━━━ Extract to read

Problem 3: Classifying Product Reviews
An online retailer wants to classify reviews as positive or negative.
One example represents one customer review.
Possible inputs include:
- Review text
- Star rating
- Review length
- Product category
- Words and phrases used
The label is the known sentiment of the review.
Possible labels are:
- Positive
- Negative
A more detailed system might also include a neutral category.
The model receives a new review and predicts its sentiment.
Choosing Features Carefully
More features do not automatically produce a better model.
Useful features should be:
- Relevant to the problem
- Available at prediction time
- Recorded consistently
- Accurate enough to trust
- Appropriate to use
Some information may be available but still unsuitable because of privacy, fairness, ethical, or legal concerns.
For example, a company may hold detailed personal information about its customers. That does not mean every piece of information should be used in a model.
Feature selection should be guided by both usefulness and responsibility.
Common Types of Features
Features can appear in several forms.
Numerical features
These represent quantities or measurements.
Examples include:
- Age
- Price
- Distance
- Temperature
- Number of purchases
- Account balance
Categorical features
These represent groups or types.
Examples include:
- Contract type
- Product category
- Payment method
- City
- Machine model
Binary features
These contain two possible values.
Examples include:
- Yes or no
- Active or inactive
- Paid or unpaid
- Warranty or no warranty
Unstructured inputs
Some models work directly with:
- Text
- Images
- Audio
- Video
In these cases, the model may learn useful patterns without every feature being manually defined.
A Simple Planning Checklist
Before building a dataset, try completing these statements:
One example represents __________.
The model receives __________ as input.
The main features are __________.
The model should predict __________.
The target variable is __________.
The prediction will be made when __________.
At that moment, the available information will be __________.
If these statements are difficult to complete, the problem probably needs to be defined more clearly.
Mini Challenge: Predicting Machine Failure
Imagine that a factory wants to predict whether a machine will fail within the next 24 hours.

━━━━━━
━━━ Exercise data

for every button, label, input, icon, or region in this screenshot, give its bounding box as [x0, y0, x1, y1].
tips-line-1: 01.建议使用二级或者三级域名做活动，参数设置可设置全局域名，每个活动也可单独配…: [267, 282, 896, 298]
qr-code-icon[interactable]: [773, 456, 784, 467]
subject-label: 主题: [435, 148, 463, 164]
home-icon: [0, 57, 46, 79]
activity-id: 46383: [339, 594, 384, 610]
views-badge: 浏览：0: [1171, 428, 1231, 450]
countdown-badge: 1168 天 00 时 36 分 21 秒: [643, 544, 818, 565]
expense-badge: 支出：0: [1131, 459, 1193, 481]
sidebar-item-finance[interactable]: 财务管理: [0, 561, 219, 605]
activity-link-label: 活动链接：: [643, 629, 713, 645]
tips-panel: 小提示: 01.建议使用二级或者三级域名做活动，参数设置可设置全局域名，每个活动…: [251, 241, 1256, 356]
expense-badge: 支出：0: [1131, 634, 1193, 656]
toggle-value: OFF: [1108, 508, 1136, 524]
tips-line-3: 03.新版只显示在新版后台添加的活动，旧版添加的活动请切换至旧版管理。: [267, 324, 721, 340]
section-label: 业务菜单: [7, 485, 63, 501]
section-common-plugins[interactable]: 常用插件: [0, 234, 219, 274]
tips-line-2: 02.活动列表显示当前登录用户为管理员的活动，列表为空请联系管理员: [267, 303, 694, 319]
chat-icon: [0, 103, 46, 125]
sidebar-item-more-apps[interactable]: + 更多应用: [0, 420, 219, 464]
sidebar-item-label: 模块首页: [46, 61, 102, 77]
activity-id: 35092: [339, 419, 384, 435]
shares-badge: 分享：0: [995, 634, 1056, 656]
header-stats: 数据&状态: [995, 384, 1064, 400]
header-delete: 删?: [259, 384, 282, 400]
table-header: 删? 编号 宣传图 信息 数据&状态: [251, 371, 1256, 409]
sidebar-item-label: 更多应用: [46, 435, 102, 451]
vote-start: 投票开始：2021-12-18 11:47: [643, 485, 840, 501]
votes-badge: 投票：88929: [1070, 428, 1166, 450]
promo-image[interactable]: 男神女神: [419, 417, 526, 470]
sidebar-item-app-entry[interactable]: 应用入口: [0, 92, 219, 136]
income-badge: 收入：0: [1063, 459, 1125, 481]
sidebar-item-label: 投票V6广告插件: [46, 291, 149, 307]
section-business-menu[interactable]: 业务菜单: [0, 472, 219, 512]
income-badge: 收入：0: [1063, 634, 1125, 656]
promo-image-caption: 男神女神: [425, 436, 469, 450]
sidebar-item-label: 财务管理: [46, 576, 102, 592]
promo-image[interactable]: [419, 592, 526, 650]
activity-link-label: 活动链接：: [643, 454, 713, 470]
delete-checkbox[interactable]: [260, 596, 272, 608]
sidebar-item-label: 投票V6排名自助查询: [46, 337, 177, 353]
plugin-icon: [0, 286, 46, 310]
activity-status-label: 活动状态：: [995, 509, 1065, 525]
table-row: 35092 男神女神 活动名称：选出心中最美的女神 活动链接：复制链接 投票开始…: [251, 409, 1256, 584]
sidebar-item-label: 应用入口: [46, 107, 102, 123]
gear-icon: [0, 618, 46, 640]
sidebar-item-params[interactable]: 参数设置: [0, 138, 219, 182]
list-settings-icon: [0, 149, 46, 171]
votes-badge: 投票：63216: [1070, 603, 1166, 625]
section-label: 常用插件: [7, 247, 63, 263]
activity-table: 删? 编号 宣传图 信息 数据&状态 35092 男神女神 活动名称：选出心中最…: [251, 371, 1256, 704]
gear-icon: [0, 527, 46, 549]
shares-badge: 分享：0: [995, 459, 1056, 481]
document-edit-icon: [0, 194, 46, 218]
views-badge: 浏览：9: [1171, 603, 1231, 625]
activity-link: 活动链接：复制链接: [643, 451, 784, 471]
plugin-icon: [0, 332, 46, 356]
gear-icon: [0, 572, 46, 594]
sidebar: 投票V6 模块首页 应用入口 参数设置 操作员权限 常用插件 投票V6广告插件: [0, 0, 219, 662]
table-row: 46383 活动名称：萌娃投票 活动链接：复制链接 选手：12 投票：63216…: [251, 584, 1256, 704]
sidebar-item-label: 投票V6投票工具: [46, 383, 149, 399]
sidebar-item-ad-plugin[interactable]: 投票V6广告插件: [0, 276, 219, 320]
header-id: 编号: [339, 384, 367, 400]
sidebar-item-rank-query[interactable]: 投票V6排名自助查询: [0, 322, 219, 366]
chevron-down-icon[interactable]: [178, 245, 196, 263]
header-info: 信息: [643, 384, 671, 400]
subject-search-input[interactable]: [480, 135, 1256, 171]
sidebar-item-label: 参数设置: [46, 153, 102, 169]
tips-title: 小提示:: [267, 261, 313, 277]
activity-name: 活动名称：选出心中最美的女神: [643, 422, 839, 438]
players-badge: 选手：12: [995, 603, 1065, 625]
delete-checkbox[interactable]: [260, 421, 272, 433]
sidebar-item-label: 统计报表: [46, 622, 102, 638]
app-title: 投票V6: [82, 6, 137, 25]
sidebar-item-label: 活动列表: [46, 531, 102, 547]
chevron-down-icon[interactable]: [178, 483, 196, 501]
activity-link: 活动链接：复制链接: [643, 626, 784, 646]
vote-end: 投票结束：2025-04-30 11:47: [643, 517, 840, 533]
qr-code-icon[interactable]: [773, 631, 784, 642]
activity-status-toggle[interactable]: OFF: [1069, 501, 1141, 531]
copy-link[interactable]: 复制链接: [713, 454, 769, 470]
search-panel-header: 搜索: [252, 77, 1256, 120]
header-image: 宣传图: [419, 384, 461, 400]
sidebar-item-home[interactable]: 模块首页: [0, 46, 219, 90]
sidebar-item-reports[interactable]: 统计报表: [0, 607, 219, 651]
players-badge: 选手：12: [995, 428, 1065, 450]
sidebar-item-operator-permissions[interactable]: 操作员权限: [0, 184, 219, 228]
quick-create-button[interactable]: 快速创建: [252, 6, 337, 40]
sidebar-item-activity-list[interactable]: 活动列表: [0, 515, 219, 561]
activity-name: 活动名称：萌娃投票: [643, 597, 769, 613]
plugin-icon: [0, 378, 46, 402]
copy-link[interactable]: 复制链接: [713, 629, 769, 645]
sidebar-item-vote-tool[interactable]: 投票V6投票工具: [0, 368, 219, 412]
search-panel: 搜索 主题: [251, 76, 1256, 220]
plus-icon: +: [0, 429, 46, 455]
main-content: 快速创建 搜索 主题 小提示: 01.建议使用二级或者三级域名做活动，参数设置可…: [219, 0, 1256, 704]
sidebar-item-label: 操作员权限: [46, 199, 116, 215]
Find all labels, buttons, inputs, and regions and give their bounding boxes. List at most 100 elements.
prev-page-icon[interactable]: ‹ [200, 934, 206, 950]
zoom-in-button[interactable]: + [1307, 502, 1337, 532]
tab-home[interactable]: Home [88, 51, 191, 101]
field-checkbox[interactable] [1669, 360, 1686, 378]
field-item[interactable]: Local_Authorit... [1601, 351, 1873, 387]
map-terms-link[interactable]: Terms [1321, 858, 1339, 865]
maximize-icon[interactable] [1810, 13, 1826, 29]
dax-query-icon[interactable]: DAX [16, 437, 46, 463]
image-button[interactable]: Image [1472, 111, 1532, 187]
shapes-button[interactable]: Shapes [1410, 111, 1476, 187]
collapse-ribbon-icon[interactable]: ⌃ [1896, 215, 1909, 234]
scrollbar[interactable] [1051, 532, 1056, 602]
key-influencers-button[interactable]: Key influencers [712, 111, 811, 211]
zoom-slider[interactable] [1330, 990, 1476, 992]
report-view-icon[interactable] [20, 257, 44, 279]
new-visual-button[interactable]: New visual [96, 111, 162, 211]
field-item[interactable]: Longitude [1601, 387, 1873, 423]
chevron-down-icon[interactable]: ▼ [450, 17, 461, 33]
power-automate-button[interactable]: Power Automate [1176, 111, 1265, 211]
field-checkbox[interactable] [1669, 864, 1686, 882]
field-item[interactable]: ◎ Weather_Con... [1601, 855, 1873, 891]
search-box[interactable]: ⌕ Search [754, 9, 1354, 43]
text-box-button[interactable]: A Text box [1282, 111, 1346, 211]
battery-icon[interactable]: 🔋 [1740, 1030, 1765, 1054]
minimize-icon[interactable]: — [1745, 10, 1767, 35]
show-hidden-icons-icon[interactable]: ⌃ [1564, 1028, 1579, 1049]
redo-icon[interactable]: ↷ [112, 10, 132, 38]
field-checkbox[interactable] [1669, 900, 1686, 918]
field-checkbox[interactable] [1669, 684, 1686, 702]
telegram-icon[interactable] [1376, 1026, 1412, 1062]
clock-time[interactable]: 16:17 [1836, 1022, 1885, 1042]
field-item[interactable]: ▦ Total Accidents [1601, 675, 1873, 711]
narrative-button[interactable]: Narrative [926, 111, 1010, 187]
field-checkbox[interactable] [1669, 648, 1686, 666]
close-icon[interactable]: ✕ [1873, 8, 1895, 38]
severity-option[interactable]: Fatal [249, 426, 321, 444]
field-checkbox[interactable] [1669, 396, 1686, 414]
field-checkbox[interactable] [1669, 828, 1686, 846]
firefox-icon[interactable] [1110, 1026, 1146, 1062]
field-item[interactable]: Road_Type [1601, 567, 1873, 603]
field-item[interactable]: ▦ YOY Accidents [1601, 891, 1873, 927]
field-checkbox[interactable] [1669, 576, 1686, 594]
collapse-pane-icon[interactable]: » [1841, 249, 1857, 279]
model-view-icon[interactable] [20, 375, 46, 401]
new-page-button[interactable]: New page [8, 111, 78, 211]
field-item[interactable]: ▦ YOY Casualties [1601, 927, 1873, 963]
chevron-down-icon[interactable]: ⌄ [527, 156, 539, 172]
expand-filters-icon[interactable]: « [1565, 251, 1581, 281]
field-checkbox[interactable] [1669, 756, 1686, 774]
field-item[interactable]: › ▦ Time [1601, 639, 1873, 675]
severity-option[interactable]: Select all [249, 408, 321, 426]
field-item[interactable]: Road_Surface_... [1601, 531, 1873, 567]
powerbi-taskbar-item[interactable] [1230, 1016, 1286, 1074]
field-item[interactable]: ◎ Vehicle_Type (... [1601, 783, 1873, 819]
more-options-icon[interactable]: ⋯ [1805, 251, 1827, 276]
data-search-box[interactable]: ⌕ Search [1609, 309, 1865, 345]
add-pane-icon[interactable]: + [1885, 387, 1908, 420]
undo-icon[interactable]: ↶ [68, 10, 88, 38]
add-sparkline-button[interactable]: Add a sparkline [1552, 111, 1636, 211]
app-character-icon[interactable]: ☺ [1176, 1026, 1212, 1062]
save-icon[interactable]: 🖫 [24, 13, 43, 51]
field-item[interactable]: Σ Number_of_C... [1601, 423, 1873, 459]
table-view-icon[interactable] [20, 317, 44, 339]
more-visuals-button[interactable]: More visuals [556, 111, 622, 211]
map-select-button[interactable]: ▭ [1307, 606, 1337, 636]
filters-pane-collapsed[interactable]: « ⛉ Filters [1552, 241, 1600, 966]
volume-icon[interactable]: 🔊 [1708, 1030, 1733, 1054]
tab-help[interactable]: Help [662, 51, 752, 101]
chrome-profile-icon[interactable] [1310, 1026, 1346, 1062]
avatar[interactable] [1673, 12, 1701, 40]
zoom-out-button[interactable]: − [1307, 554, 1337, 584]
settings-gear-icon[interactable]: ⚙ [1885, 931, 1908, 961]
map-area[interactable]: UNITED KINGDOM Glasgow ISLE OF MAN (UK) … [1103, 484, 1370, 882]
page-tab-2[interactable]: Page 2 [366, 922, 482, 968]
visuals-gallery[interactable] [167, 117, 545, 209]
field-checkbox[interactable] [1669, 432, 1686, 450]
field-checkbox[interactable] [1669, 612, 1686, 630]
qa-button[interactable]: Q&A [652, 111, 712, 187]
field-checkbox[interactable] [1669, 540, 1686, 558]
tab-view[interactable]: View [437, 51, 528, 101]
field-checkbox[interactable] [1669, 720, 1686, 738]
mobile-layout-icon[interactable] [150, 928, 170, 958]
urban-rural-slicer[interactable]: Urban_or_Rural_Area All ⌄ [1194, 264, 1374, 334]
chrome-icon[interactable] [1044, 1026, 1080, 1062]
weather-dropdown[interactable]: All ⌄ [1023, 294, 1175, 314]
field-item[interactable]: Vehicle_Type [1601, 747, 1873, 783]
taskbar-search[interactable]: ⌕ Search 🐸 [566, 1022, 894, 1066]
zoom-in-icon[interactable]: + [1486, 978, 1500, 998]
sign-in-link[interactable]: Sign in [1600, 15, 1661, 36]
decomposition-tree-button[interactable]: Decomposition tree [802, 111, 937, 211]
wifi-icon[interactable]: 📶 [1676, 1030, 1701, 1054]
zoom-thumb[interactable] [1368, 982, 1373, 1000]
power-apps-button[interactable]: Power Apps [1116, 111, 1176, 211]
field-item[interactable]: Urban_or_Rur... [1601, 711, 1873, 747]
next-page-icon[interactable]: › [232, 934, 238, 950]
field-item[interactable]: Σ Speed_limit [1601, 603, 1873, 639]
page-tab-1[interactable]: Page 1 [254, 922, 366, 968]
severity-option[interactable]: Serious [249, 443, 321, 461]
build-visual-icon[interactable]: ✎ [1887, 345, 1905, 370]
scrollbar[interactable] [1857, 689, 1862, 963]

━━━━━━

◆ Work instructions
- a) In the passage on machine learning features, what does one example represent in the product review problem?
- b) Continue the passage on machine learning features from the point where it stops.
The items have nothing to do with the passage on machine learning features.

◆ Numbered answers
- a) One customer review.

- b)
One example could represent one machine at a particular point in time.
The label might be:
- Failed within 24 hours
- Did not fail within 24 hours
Now choose at least five useful input features.
Possible features include:
- Operating temperature
- Vibration level
- Oil pressure
- Motor speed
- Electrical current use
- Hours since the last maintenance check
- Number of recent error codes
- Average production load
- Machine age
- Time since the last component replacement
A simple dataset might look like this:
| Machine | Temperature | Vibration | Oil Pressure | Hours Since Maintenance | Error Count | Failure Within 24 Hours |
|---|---|---|---|---|---|---|
| A | 68°C | 2.1 mm/s | 42 psi | 120 | 0 | No |
| B | 91°C | 6.8 mm/s | 27 psi | 510 | 7 | Yes |
| C | 74°C | 3.0 mm/s | 39 psi | 210 | 1 | No |
| D | 88°C | 5.9 mm/s | 30 psi | 460 | 5 | Yes |
The sensor readings and maintenance information are the features. The final column is the label.
When designing your own version, think about the following:
- Which measurements may change shortly before a failure?
- How often should the sensor data be collected?
- Would every feature be available before the machine breaks?
- How would the factory confirm that a failure occurred?
- Would different types of machines require different features?
Final Thoughts
A machine-learning model cannot work directly with a broad goal such as “improve the business” or “make the factory safer.”
The goal must first be turned into a specific prediction task.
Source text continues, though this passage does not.